[RECORDS PROVIDED]
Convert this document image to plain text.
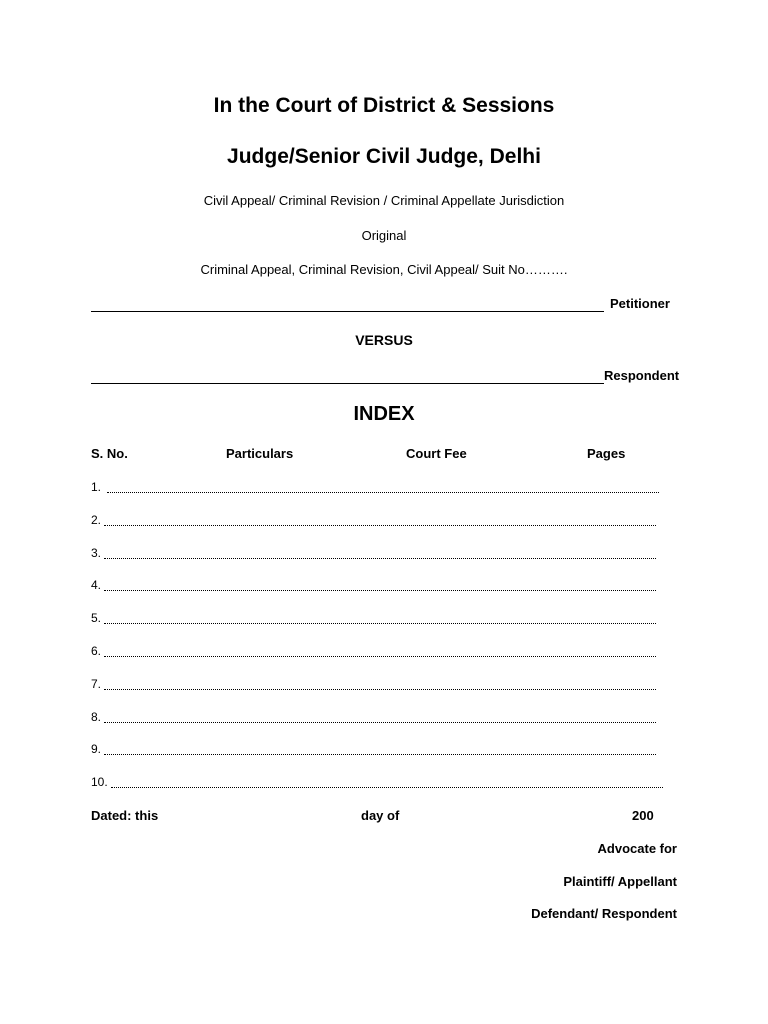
In the Court of District & Sessions
Judge/Senior Civil Judge, Delhi
Civil Appeal/ Criminal Revision / Criminal Appellate Jurisdiction
Original
Criminal Appeal, Criminal Revision, Civil Appeal/ Suit No……….
Petitioner
VERSUS
Respondent
INDEX
S. No.	Particulars	Court Fee	Pages
1.
2.
3.
4.
5.
6.
7.
8.
9.
10.
Dated: this	day of	200
Advocate for
Plaintiff/ Appellant
Defendant/ Respondent
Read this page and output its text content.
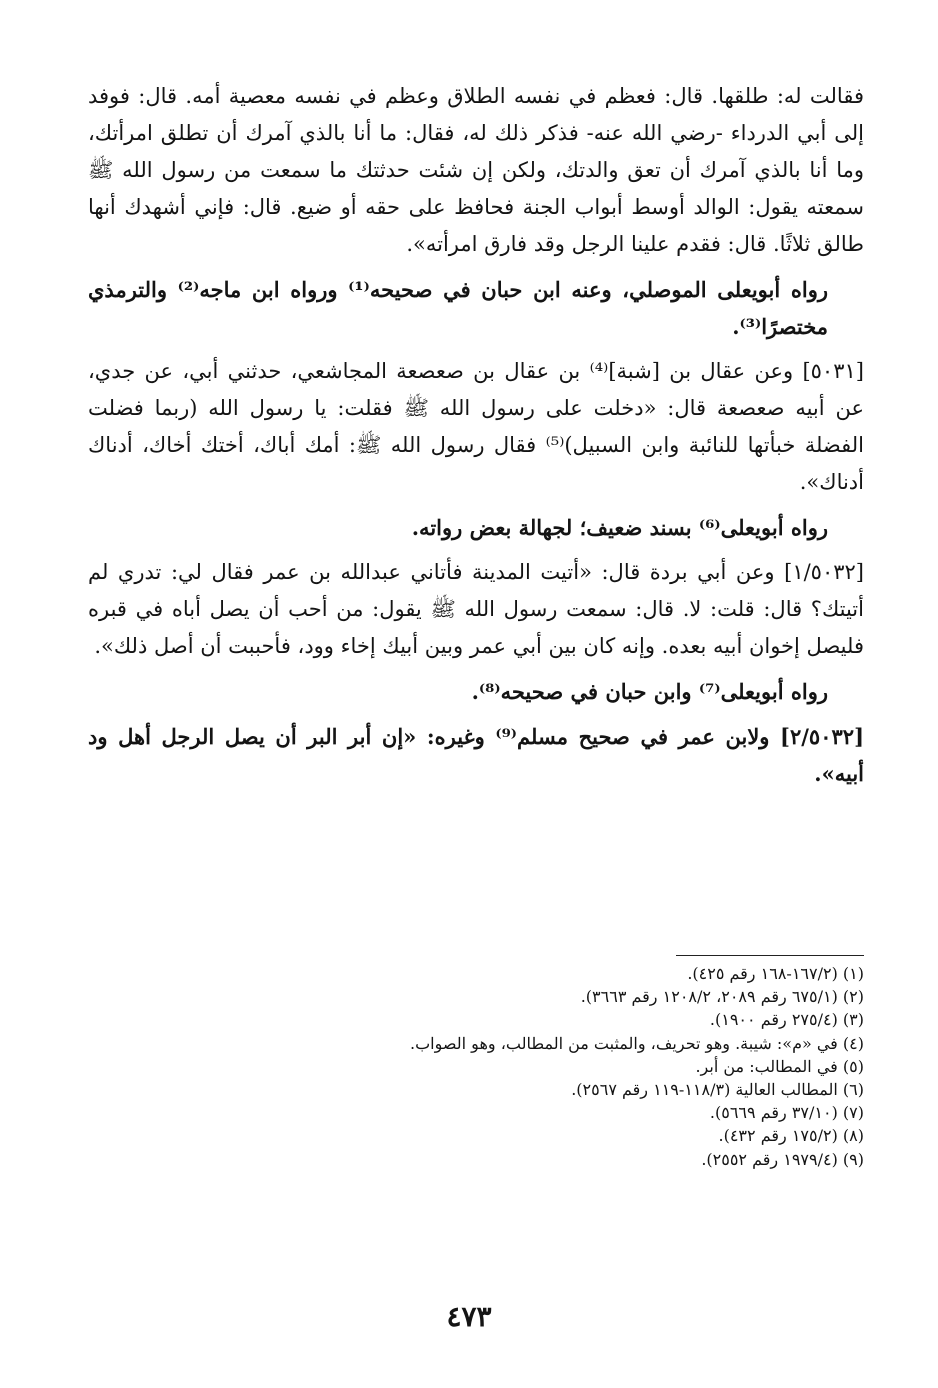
فقالت له: طلقها. قال: فعظم في نفسه الطلاق وعظم في نفسه معصية أمه. قال: فوفد إلى أبي الدرداء -رضي الله عنه- فذكر ذلك له، فقال: ما أنا بالذي آمرك أن تطلق امرأتك، وما أنا بالذي آمرك أن تعق والدتك، ولكن إن شئت حدثتك ما سمعت من رسول الله ﷺ سمعته يقول: الوالد أوسط أبواب الجنة فحافظ على حقه أو ضيع. قال: فإني أشهدك أنها طالق ثلاثًا. قال: فقدم علينا الرجل وقد فارق امرأته».

رواه أبويعلى الموصلي، وعنه ابن حبان في صحيحه⁽¹⁾ ورواه ابن ماجه⁽²⁾ والترمذي مختصرًا⁽³⁾.

[٥٠٣١] وعن عقال بن [شبة]⁽⁴⁾ بن عقال بن صعصعة المجاشعي، حدثني أبي، عن جدي، عن أبيه صعصعة قال: «دخلت على رسول الله ﷺ فقلت: يا رسول الله (ربما فضلت الفضلة خبأتها للنائبة وابن السبيل)⁽⁵⁾ فقال رسول الله ﷺ: أمك أباك، أختك أخاك، أدناك أدناك».

رواه أبويعلى⁽⁶⁾ بسند ضعيف؛ لجهالة بعض رواته.

[١/٥٠٣٢] وعن أبي بردة قال: «أتيت المدينة فأتاني عبدالله بن عمر فقال لي: تدري لم أتيتك؟ قال: قلت: لا. قال: سمعت رسول الله ﷺ يقول: من أحب أن يصل أباه في قبره فليصل إخوان أبيه بعده. وإنه كان بين أبي عمر وبين أبيك إخاء وود، فأحببت أن أصل ذلك».

رواه أبويعلى⁽⁷⁾ وابن حبان في صحيحه⁽⁸⁾.

[٢/٥٠٣٢] ولابن عمر في صحيح مسلم⁽⁹⁾ وغيره: «إن أبر البر أن يصل الرجل أهل ود أبيه».

(١) (١٦٧/٢-١٦٨ رقم ٤٢٥).

(٢) (٦٧٥/١ رقم ٢٠٨٩، ١٢٠٨/٢ رقم ٣٦٦٣).

(٣) (٢٧٥/٤ رقم ١٩٠٠).

(٤) في «م»: شيبة. وهو تحريف، والمثبت من المطالب، وهو الصواب.

(٥) في المطالب: من أبر.

(٦) المطالب العالية (١١٨/٣-١١٩ رقم ٢٥٦٧).

(٧) (٣٧/١٠ رقم ٥٦٦٩).

(٨) (١٧٥/٢ رقم ٤٣٢).

(٩) (١٩٧٩/٤ رقم ٢٥٥٢).

٤٧٣
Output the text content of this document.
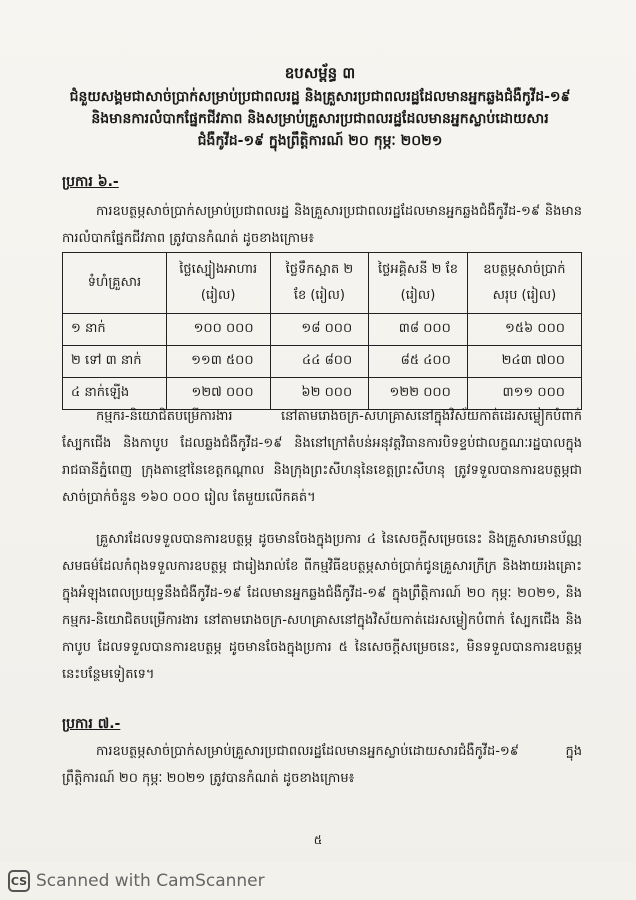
ឧបសម្ព័ន្ធ ៣
ជំនួយសង្គមជាសាច់ប្រាក់សម្រាប់ប្រជាពលរដ្ឋ និងគ្រួសារប្រជាពលរដ្ឋដែលមានអ្នកឆ្លងជំងឺកូវីដ-១៩
និងមានការលំបាកផ្នែកជីវភាព និងសម្រាប់គ្រួសារប្រជាពលរដ្ឋដែលមានអ្នកស្លាប់ដោយសារ
ជំងឺកូវីដ-១៩ ក្នុងព្រឹត្តិការណ៍ ២០ កុម្ភៈ ២០២១
ប្រការ ៦.-
ការឧបត្ថម្ភសាច់ប្រាក់សម្រាប់ប្រជាពលរដ្ឋ និងគ្រួសារប្រជាពលរដ្ឋដែលមានអ្នកឆ្លងជំងឺកូវីដ-១៩ និងមានការលំបាកផ្នែកជីវភាព ត្រូវបានកំណត់ ដូចខាងក្រោម៖
ទំហំគ្រួសារ	ថ្លៃស្បៀងអាហារ (រៀល)	ថ្លៃទឹកស្អាត ២ ខែ (រៀល)	ថ្លៃអគ្គិសនី ២ ខែ (រៀល)	ឧបត្ថម្ភសាច់ប្រាក់សរុប (រៀល)
១ នាក់	១០០ ០០០	១៨ ០០០	៣៨ ០០០	១៥៦ ០០០
២ ទៅ ៣ នាក់	១១៣ ៥០០	៤៤ ៨០០	៨៥ ៤០០	២៤៣ ៧០០
៤ នាក់ឡើង	១២៧ ០០០	៦២ ០០០	១២២ ០០០	៣១១ ០០០
កម្មករ-និយោជិតបម្រើការងារ នៅតាមរោងចក្រ-សហគ្រាសនៅក្នុងវិស័យកាត់ដេរសម្លៀកបំពាក់ ស្បែកជើង និងកាបូប ដែលឆ្លងជំងឺកូវីដ-១៩ និងនៅក្រៅតំបន់អនុវត្តវិធានការបិទខ្ទប់ជាលក្ខណៈរដ្ឋបាលក្នុងរាជធានីភ្នំពេញ ក្រុងតាខ្មៅនៃខេត្តកណ្ដាល និងក្រុងព្រះសីហនុនៃខេត្តព្រះសីហនុ ត្រូវទទួលបានការឧបត្ថម្ភជាសាច់ប្រាក់ចំនួន ១៦០ ០០០ រៀល តែមួយលើកគត់។
គ្រួសារដែលទទួលបានការឧបត្ថម្ភ ដូចមានចែងក្នុងប្រការ ៤ នៃសេចក្ដីសម្រេចនេះ និងគ្រួសារមានប័ណ្ណសមធម៌ដែលកំពុងទទួលការឧបត្ថម្ភ ជារៀងរាល់ខែ ពីកម្មវិធីឧបត្ថម្ភសាច់ប្រាក់ជូនគ្រួសារក្រីក្រ និងងាយរងគ្រោះ ក្នុងអំឡុងពេលប្រយុទ្ធនឹងជំងឺកូវីដ-១៩ ដែលមានអ្នកឆ្លងជំងឺកូវីដ-១៩ ក្នុងព្រឹត្តិការណ៍ ២០ កុម្ភៈ ២០២១, និងកម្មករ-និយោជិតបម្រើការងារ នៅតាមរោងចក្រ-សហគ្រាសនៅក្នុងវិស័យកាត់ដេរសម្លៀកបំពាក់ ស្បែកជើង និងកាបូប ដែលទទួលបានការឧបត្ថម្ភ ដូចមានចែងក្នុងប្រការ ៥ នៃសេចក្ដីសម្រេចនេះ, មិនទទួលបានការឧបត្ថម្ភនេះបន្ថែមទៀតទេ។
ប្រការ ៧.-
ការឧបត្ថម្ភសាច់ប្រាក់សម្រាប់គ្រួសារប្រជាពលរដ្ឋដែលមានអ្នកស្លាប់ដោយសារជំងឺកូវីដ-១៩ ក្នុងព្រឹត្តិការណ៍ ២០ កុម្ភៈ ២០២១ ត្រូវបានកំណត់ ដូចខាងក្រោម៖
៥
CS Scanned with CamScanner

[TASK DETAILS]
Show the lines from the data above that contain the string "Appeal".

[FINAL RESULT]
Civil Appeal/ Criminal Revision / Criminal Appellate Jurisdiction
Criminal Appeal, Criminal Revision, Civil Appeal/ Suit No……….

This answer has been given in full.